Directions for this task:
Return the whole listing, keeping every character the same.

Records shown:

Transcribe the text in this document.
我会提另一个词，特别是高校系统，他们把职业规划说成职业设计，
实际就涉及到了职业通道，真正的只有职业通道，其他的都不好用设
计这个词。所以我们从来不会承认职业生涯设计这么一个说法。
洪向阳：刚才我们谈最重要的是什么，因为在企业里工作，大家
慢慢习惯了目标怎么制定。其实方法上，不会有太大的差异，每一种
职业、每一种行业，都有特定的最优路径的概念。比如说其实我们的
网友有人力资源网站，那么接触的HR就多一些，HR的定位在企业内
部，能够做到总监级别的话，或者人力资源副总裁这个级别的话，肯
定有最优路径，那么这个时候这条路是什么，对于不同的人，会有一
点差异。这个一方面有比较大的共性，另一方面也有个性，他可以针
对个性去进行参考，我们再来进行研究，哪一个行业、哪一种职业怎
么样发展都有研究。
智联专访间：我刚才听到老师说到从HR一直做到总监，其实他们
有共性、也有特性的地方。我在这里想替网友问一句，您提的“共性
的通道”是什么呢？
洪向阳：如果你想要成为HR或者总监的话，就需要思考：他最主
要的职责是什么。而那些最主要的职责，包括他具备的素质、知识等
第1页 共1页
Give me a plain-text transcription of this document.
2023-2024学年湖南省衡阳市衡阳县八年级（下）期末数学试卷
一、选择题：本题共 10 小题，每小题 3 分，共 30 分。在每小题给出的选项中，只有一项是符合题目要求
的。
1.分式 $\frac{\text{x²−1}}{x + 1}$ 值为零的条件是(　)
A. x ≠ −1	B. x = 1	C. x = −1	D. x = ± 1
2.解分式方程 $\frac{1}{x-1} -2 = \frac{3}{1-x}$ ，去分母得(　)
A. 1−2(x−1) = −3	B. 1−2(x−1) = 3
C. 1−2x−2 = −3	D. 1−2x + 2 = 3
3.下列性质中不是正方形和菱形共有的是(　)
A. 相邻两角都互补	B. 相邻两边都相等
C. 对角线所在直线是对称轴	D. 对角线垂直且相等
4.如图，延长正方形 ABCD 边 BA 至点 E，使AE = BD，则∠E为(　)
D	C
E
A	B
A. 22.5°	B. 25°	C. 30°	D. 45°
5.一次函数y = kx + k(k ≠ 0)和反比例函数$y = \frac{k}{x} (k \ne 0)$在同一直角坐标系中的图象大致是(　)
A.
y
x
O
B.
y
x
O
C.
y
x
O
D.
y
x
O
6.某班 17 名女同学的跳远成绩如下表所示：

Response to this task:
Transcribe the text in this document.
我会提另一个词，特别是高校系统，他们把职业规划说成职业设计，
实际就涉及到了职业通道，真正的只有职业通道，其他的都不好用设
计这个词。所以我们从来不会承认职业生涯设计这么一个说法。
洪向阳：刚才我们谈最重要的是什么，因为在企业里工作，大家
慢慢习惯了目标怎么制定。其实方法上，不会有太大的差异，每一种
职业、每一种行业，都有特定的最优路径的概念。比如说其实我们的
网友有人力资源网站，那么接触的HR就多一些，HR的定位在企业内
部，能够做到总监级别的话，或者人力资源副总裁这个级别的话，肯
定有最优路径，那么这个时候这条路是什么，对于不同的人，会有一
点差异。这个一方面有比较大的共性，另一方面也有个性，他可以针
对个性去进行参考，我们再来进行研究，哪一个行业、哪一种职业怎
么样发展都有研究。
智联专访间：我刚才听到老师说到从HR一直做到总监，其实他们
有共性、也有特性的地方。我在这里想替网友问一句，您提的“共性
的通道”是什么呢？
洪向阳：如果你想要成为HR或者总监的话，就需要思考：他最主
要的职责是什么。而那些最主要的职责，包括他具备的素质、知识等
第1页 共1页
Give me a plain-text transcription of this document.
2023-2024学年湖南省衡阳市衡阳县八年级（下）期末数学试卷
一、选择题：本题共 10 小题，每小题 3 分，共 30 分。在每小题给出的选项中，只有一项是符合题目要求
的。
1.分式 $\frac{\text{x²−1}}{x + 1}$ 值为零的条件是(　)
A. x ≠ −1	B. x = 1	C. x = −1	D. x = ± 1
2.解分式方程 $\frac{1}{x-1} -2 = \frac{3}{1-x}$ ，去分母得(　)
A. 1−2(x−1) = −3	B. 1−2(x−1) = 3
C. 1−2x−2 = −3	D. 1−2x + 2 = 3
3.下列性质中不是正方形和菱形共有的是(　)
A. 相邻两角都互补	B. 相邻两边都相等
C. 对角线所在直线是对称轴	D. 对角线垂直且相等
4.如图，延长正方形 ABCD 边 BA 至点 E，使AE = BD，则∠E为(　)
D	C
E
A	B
A. 22.5°	B. 25°	C. 30°	D. 45°
5.一次函数y = kx + k(k ≠ 0)和反比例函数$y = \frac{k}{x} (k \ne 0)$在同一直角坐标系中的图象大致是(　)
A.
y
x
O
B.
y
x
O
C.
y
x
O
D.
y
x
O
6.某班 17 名女同学的跳远成绩如下表所示：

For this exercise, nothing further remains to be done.